## start Information provided
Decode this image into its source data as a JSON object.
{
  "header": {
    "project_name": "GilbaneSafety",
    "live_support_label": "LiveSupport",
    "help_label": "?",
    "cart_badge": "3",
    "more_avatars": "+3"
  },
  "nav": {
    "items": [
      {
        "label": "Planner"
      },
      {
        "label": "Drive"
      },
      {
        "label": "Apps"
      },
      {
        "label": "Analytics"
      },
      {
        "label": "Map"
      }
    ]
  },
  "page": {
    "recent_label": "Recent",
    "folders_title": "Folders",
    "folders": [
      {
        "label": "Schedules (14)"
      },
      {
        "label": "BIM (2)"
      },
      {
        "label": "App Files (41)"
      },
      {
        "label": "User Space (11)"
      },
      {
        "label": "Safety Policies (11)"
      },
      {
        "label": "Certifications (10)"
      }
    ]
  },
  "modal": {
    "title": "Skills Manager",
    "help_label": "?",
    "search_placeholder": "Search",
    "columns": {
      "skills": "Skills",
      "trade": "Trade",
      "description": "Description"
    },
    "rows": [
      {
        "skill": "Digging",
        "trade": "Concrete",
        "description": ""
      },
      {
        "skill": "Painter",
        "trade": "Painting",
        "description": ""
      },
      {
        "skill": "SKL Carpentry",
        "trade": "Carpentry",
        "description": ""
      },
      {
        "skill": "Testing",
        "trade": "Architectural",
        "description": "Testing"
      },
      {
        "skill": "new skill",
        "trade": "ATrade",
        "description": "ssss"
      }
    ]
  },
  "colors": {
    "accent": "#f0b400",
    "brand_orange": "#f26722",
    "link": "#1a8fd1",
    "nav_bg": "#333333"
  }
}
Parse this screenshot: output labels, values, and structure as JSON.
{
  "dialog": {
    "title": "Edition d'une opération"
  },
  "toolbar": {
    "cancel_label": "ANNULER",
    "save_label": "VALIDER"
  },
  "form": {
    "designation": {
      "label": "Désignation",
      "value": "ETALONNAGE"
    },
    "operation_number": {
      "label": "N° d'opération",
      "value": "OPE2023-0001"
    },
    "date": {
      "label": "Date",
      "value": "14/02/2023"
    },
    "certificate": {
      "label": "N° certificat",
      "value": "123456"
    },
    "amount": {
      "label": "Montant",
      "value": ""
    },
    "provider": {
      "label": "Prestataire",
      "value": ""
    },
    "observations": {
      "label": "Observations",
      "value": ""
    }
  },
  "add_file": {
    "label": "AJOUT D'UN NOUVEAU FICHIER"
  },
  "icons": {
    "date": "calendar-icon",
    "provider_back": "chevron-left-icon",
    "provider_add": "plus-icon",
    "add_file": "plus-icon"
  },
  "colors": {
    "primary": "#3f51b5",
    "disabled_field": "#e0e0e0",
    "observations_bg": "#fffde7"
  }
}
## end Information provided
## start Information provided
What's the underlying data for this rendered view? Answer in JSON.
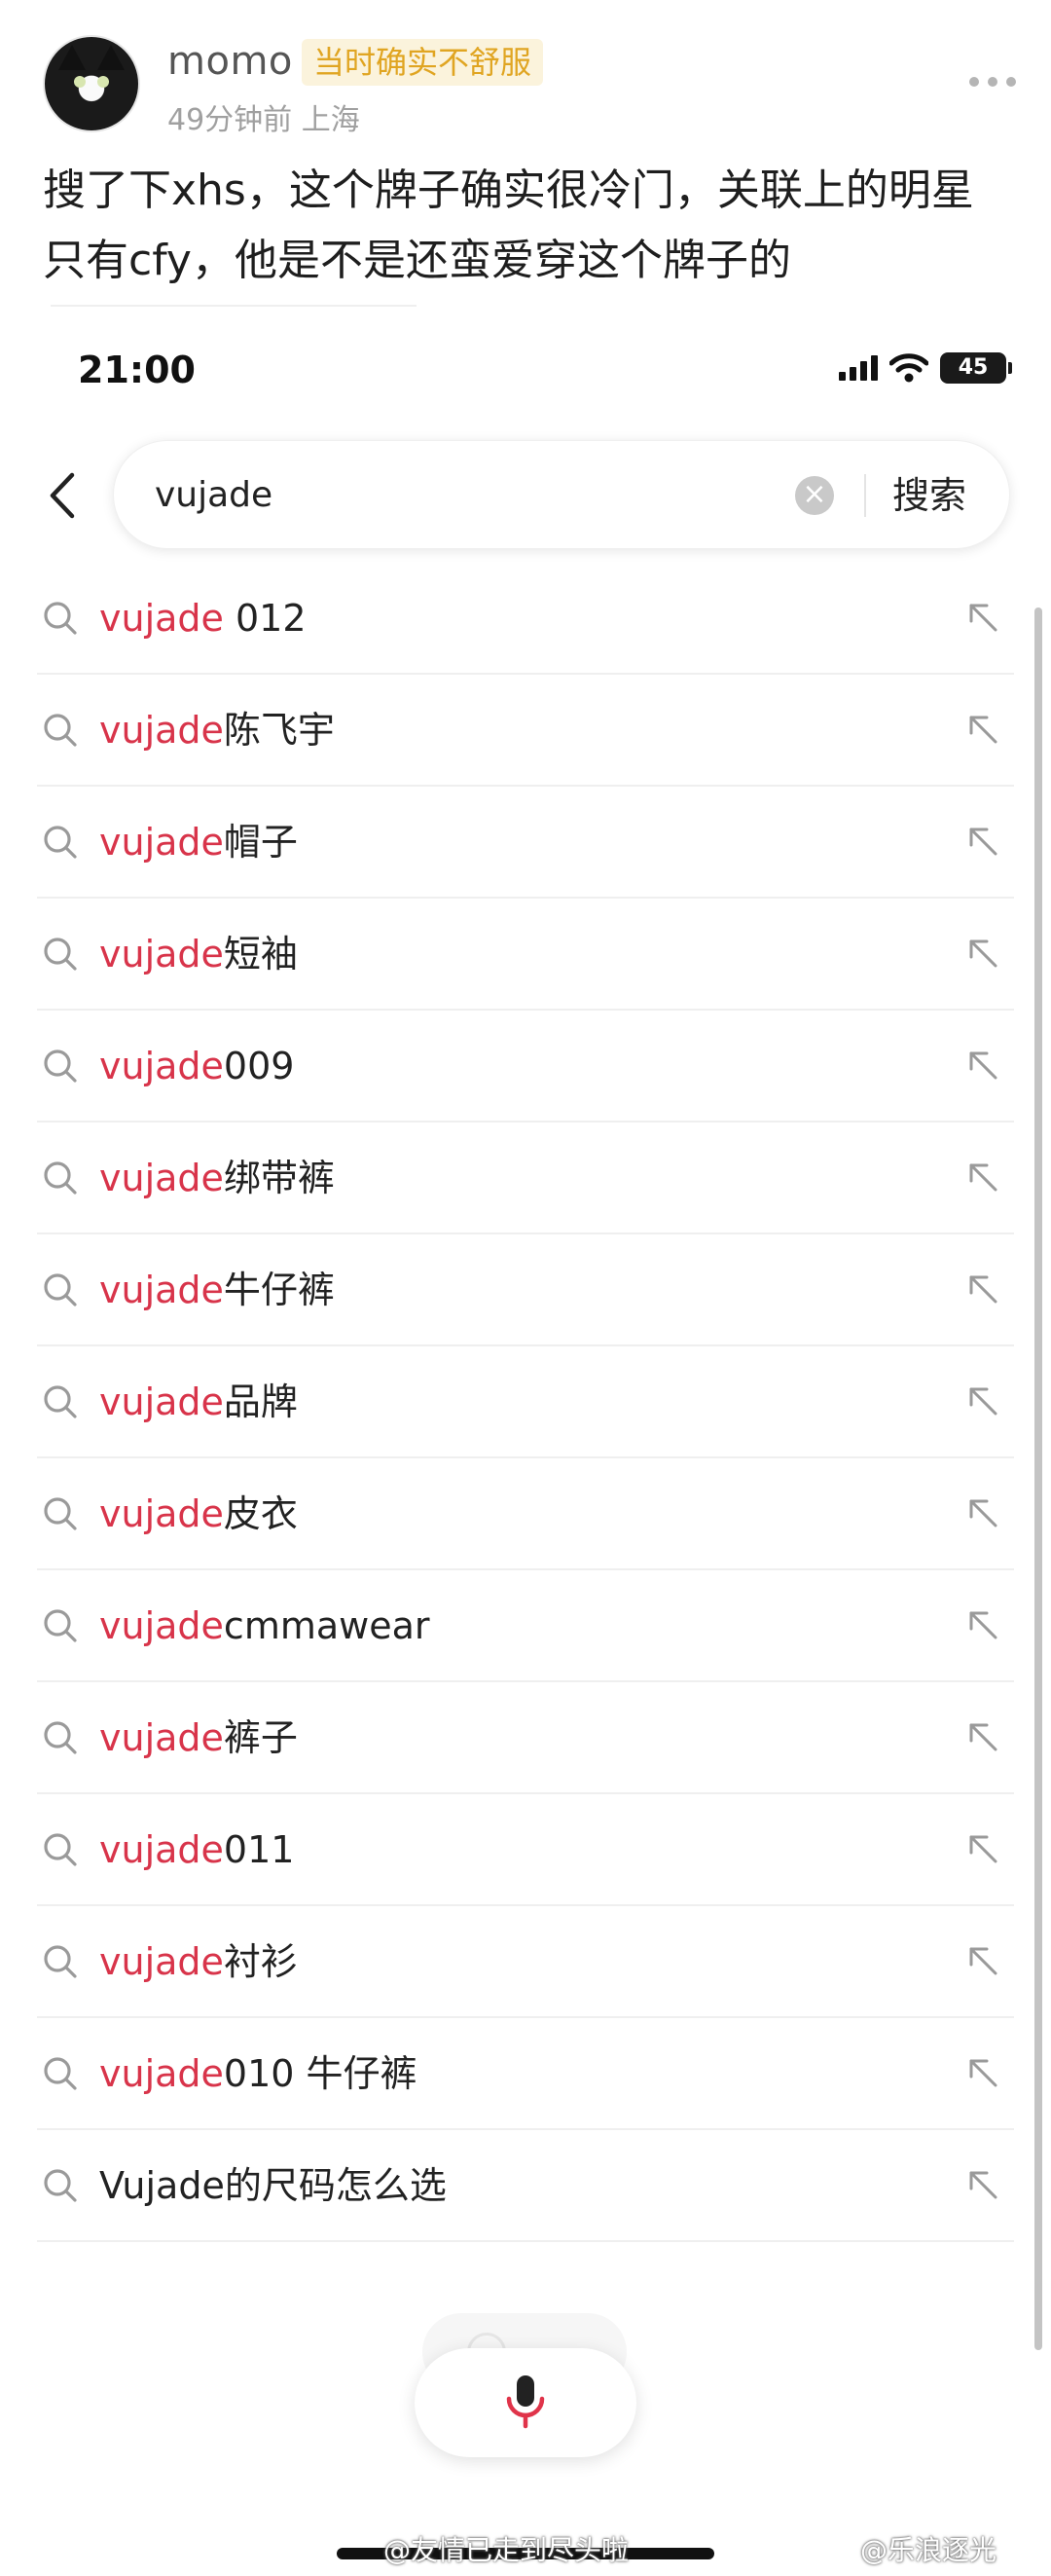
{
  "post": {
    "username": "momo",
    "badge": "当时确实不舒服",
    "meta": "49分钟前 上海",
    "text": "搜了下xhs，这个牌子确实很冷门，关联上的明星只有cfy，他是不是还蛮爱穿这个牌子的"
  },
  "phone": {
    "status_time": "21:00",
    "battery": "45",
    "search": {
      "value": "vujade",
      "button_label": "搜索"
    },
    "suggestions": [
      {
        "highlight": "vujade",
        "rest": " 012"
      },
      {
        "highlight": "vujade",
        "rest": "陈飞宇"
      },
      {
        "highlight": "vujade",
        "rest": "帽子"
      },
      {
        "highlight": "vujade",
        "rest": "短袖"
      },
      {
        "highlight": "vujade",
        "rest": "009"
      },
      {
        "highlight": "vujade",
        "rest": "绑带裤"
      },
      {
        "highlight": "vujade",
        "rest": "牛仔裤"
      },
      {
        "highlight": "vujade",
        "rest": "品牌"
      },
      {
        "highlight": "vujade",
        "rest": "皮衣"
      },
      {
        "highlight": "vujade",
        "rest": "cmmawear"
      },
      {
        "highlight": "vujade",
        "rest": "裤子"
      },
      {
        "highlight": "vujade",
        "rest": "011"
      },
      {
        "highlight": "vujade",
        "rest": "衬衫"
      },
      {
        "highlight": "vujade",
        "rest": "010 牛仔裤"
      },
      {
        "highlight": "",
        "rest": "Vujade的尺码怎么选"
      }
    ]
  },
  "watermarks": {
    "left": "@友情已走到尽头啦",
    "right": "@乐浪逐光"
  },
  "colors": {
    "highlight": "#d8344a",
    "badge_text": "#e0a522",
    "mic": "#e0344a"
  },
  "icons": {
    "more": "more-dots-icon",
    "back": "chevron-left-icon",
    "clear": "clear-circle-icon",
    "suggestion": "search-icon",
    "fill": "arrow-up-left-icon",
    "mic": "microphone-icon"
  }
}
## end Information provided
## start Information provided
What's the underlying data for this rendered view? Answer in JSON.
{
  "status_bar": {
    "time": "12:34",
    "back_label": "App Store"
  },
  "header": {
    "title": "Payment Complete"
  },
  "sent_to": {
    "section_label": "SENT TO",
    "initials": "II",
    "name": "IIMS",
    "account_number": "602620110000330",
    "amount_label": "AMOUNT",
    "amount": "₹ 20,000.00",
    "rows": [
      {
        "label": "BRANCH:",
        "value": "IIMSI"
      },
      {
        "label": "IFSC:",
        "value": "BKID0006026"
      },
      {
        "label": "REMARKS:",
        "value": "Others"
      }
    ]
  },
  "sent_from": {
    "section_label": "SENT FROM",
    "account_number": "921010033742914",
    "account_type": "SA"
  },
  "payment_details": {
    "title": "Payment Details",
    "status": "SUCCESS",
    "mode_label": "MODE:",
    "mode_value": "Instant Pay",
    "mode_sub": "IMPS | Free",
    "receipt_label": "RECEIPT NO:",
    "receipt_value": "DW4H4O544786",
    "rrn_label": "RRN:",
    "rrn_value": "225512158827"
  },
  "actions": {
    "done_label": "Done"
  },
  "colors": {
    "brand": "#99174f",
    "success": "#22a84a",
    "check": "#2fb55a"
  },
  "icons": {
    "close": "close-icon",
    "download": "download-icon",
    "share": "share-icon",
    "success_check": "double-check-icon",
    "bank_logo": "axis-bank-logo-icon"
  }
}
## end Information provided
_What you need to do_
Scan the material above for the word "plus". Copy each line where it occurs.

_The result_
    "provider_add": "plus-icon",
    "add_file": "plus-icon"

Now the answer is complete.